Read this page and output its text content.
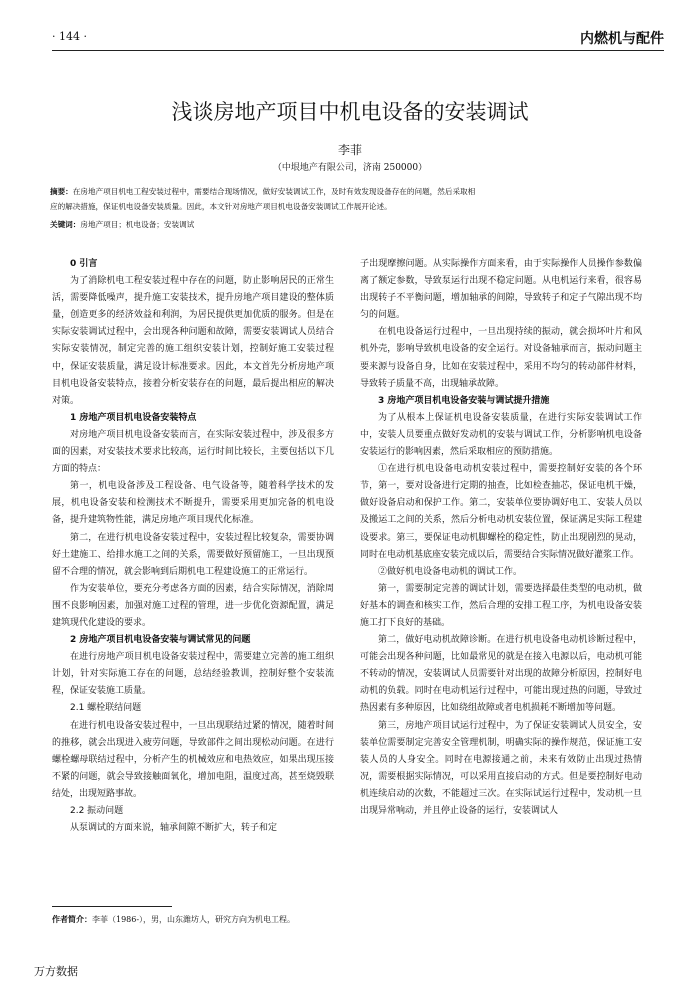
· 144 ·	内燃机与配件
浅谈房地产项目中机电设备的安装调试
李菲
（中垠地产有限公司，济南 250000）
摘要：在房地产项目机电工程安装过程中，需要结合现场情况，做好安装调试工作，及时有效发现设备存在的问题，然后采取相
应的解决措施，保证机电设备安装质量。因此，本文针对房地产项目机电设备安装调试工作展开论述。
关键词：房地产项目；机电设备；安装调试
0 引言

为了消除机电工程安装过程中存在的问题，防止影响居民的正常生活，需要降低噪声，提升施工安装技术，提升房地产项目建设的整体质量，创造更多的经济效益和利润，为居民提供更加优质的服务。但是在实际安装调试过程中，会出现各种问题和故障，需要安装调试人员结合实际安装情况，制定完善的施工组织安装计划，控制好施工安装过程中，保证安装质量，满足设计标准要求。因此，本文首先分析房地产项目机电设备安装特点，接着分析安装存在的问题，最后提出相应的解决对策。

1 房地产项目机电设备安装特点

对房地产项目机电设备安装而言，在实际安装过程中，涉及很多方面的因素，对安装技术要求比较高，运行时间比较长，主要包括以下几方面的特点：

第一，机电设备涉及工程设备、电气设备等，随着科学技术的发展，机电设备安装和检测技术不断提升，需要采用更加完备的机电设备，提升建筑物性能，满足房地产项目现代化标准。

第二，在进行机电设备安装过程中，安装过程比较复杂，需要协调好土建施工、给排水施工之间的关系，需要做好预留施工，一旦出现预留不合理的情况，就会影响到后期机电工程建设施工的正常运行。

作为安装单位，要充分考虑各方面的因素，结合实际情况，消除周围不良影响因素，加强对施工过程的管理，进一步优化资源配置，满足建筑现代化建设的要求。

2 房地产项目机电设备安装与调试常见的问题

在进行房地产项目机电设备安装过程中，需要建立完善的施工组织计划，针对实际施工存在的问题，总结经验教训，控制好整个安装流程，保证安装施工质量。

2.1 螺栓联结问题

在进行机电设备安装过程中，一旦出现联结过紧的情况，随着时间的推移，就会出现进入疲劳问题，导致部件之间出现松动问题。在进行螺栓螺母联结过程中，分析产生的机械效应和电热效应，如果出现压接不紧的问题，就会导致接触面氧化，增加电阻，温度过高，甚至烧毁联结处，出现短路事故。

2.2 振动问题

从泵调试的方面来说，轴承间隙不断扩大，转子和定

子出现摩擦问题。从实际操作方面来看，由于实际操作人员操作参数偏离了额定参数，导致泵运行出现不稳定问题。从电机运行来看，很容易出现转子不平衡问题，增加轴承的间隙，导致转子和定子气隙出现不均匀的问题。

在机电设备运行过程中，一旦出现持续的振动，就会损坏叶片和风机外壳，影响导致机电设备的安全运行。对设备轴承而言，振动问题主要来源与设备自身，比如在安装过程中，采用不均匀的转动部件材料，导致转子质量不高，出现轴承故障。

3 房地产项目机电设备安装与调试提升措施

为了从根本上保证机电设备安装质量，在进行实际安装调试工作中，安装人员要重点做好发动机的安装与调试工作，分析影响机电设备安装运行的影响因素，然后采取相应的预防措施。

①在进行机电设备电动机安装过程中，需要控制好安装的各个环节，第一，要对设备进行定期的抽查，比如检查抽芯，保证电机干燥，做好设备启动和保护工作。第二，安装单位要协调好电工、安装人员以及搬运工之间的关系，然后分析电动机安装位置，保证满足实际工程建设要求。第三，要保证电动机脚螺栓的稳定性，防止出现剧烈的晃动，同时在电动机基底座安装完成以后，需要结合实际情况做好灌浆工作。

②做好机电设备电动机的调试工作。

第一，需要制定完善的调试计划，需要选择最佳类型的电动机，做好基本的调查和核实工作，然后合理的安排工程工序，为机电设备安装施工打下良好的基础。

第二，做好电动机故障诊断。在进行机电设备电动机诊断过程中，可能会出现各种问题，比如最常见的就是在接入电源以后，电动机可能不转动的情况，安装调试人员需要针对出现的故障分析原因，控制好电动机的负载。同时在电动机运行过程中，可能出现过热的问题，导致过热因素有多种原因，比如绕组故障或者电机损耗不断增加等问题。

第三，房地产项目试运行过程中，为了保证安装调试人员安全，安装单位需要制定完善安全管理机制，明确实际的操作规范，保证施工安装人员的人身安全。同时在电源接通之前，未来有效防止出现过热情况，需要根据实际情况，可以采用直接启动的方式。但是要控制好电动机连续启动的次数，不能超过三次。在实际试运行过程中，发动机一旦出现异常响动，并且停止设备的运行，安装调试人

作者简介：李菲（1986-），男，山东潍坊人，研究方向为机电工程。
万方数据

****************************************

The pictures should not appear in the copy; every other part of the records above must be returned exactly.

Read this page and output its text content.
· 144 ·	内燃机与配件
浅谈房地产项目中机电设备的安装调试
李菲
（中垠地产有限公司，济南 250000）
摘要：在房地产项目机电工程安装过程中，需要结合现场情况，做好安装调试工作，及时有效发现设备存在的问题，然后采取相
应的解决措施，保证机电设备安装质量。因此，本文针对房地产项目机电设备安装调试工作展开论述。
关键词：房地产项目；机电设备；安装调试
0 引言

为了消除机电工程安装过程中存在的问题，防止影响居民的正常生活，需要降低噪声，提升施工安装技术，提升房地产项目建设的整体质量，创造更多的经济效益和利润，为居民提供更加优质的服务。但是在实际安装调试过程中，会出现各种问题和故障，需要安装调试人员结合实际安装情况，制定完善的施工组织安装计划，控制好施工安装过程中，保证安装质量，满足设计标准要求。因此，本文首先分析房地产项目机电设备安装特点，接着分析安装存在的问题，最后提出相应的解决对策。

1 房地产项目机电设备安装特点

对房地产项目机电设备安装而言，在实际安装过程中，涉及很多方面的因素，对安装技术要求比较高，运行时间比较长，主要包括以下几方面的特点：

第一，机电设备涉及工程设备、电气设备等，随着科学技术的发展，机电设备安装和检测技术不断提升，需要采用更加完备的机电设备，提升建筑物性能，满足房地产项目现代化标准。

第二，在进行机电设备安装过程中，安装过程比较复杂，需要协调好土建施工、给排水施工之间的关系，需要做好预留施工，一旦出现预留不合理的情况，就会影响到后期机电工程建设施工的正常运行。

作为安装单位，要充分考虑各方面的因素，结合实际情况，消除周围不良影响因素，加强对施工过程的管理，进一步优化资源配置，满足建筑现代化建设的要求。

2 房地产项目机电设备安装与调试常见的问题

在进行房地产项目机电设备安装过程中，需要建立完善的施工组织计划，针对实际施工存在的问题，总结经验教训，控制好整个安装流程，保证安装施工质量。

2.1 螺栓联结问题

在进行机电设备安装过程中，一旦出现联结过紧的情况，随着时间的推移，就会出现进入疲劳问题，导致部件之间出现松动问题。在进行螺栓螺母联结过程中，分析产生的机械效应和电热效应，如果出现压接不紧的问题，就会导致接触面氧化，增加电阻，温度过高，甚至烧毁联结处，出现短路事故。

2.2 振动问题

从泵调试的方面来说，轴承间隙不断扩大，转子和定

子出现摩擦问题。从实际操作方面来看，由于实际操作人员操作参数偏离了额定参数，导致泵运行出现不稳定问题。从电机运行来看，很容易出现转子不平衡问题，增加轴承的间隙，导致转子和定子气隙出现不均匀的问题。

在机电设备运行过程中，一旦出现持续的振动，就会损坏叶片和风机外壳，影响导致机电设备的安全运行。对设备轴承而言，振动问题主要来源与设备自身，比如在安装过程中，采用不均匀的转动部件材料，导致转子质量不高，出现轴承故障。

3 房地产项目机电设备安装与调试提升措施

为了从根本上保证机电设备安装质量，在进行实际安装调试工作中，安装人员要重点做好发动机的安装与调试工作，分析影响机电设备安装运行的影响因素，然后采取相应的预防措施。

①在进行机电设备电动机安装过程中，需要控制好安装的各个环节，第一，要对设备进行定期的抽查，比如检查抽芯，保证电机干燥，做好设备启动和保护工作。第二，安装单位要协调好电工、安装人员以及搬运工之间的关系，然后分析电动机安装位置，保证满足实际工程建设要求。第三，要保证电动机脚螺栓的稳定性，防止出现剧烈的晃动，同时在电动机基底座安装完成以后，需要结合实际情况做好灌浆工作。

②做好机电设备电动机的调试工作。

第一，需要制定完善的调试计划，需要选择最佳类型的电动机，做好基本的调查和核实工作，然后合理的安排工程工序，为机电设备安装施工打下良好的基础。

第二，做好电动机故障诊断。在进行机电设备电动机诊断过程中，可能会出现各种问题，比如最常见的就是在接入电源以后，电动机可能不转动的情况，安装调试人员需要针对出现的故障分析原因，控制好电动机的负载。同时在电动机运行过程中，可能出现过热的问题，导致过热因素有多种原因，比如绕组故障或者电机损耗不断增加等问题。

第三，房地产项目试运行过程中，为了保证安装调试人员安全，安装单位需要制定完善安全管理机制，明确实际的操作规范，保证施工安装人员的人身安全。同时在电源接通之前，未来有效防止出现过热情况，需要根据实际情况，可以采用直接启动的方式。但是要控制好电动机连续启动的次数，不能超过三次。在实际试运行过程中，发动机一旦出现异常响动，并且停止设备的运行，安装调试人

作者简介：李菲（1986-），男，山东潍坊人，研究方向为机电工程。
万方数据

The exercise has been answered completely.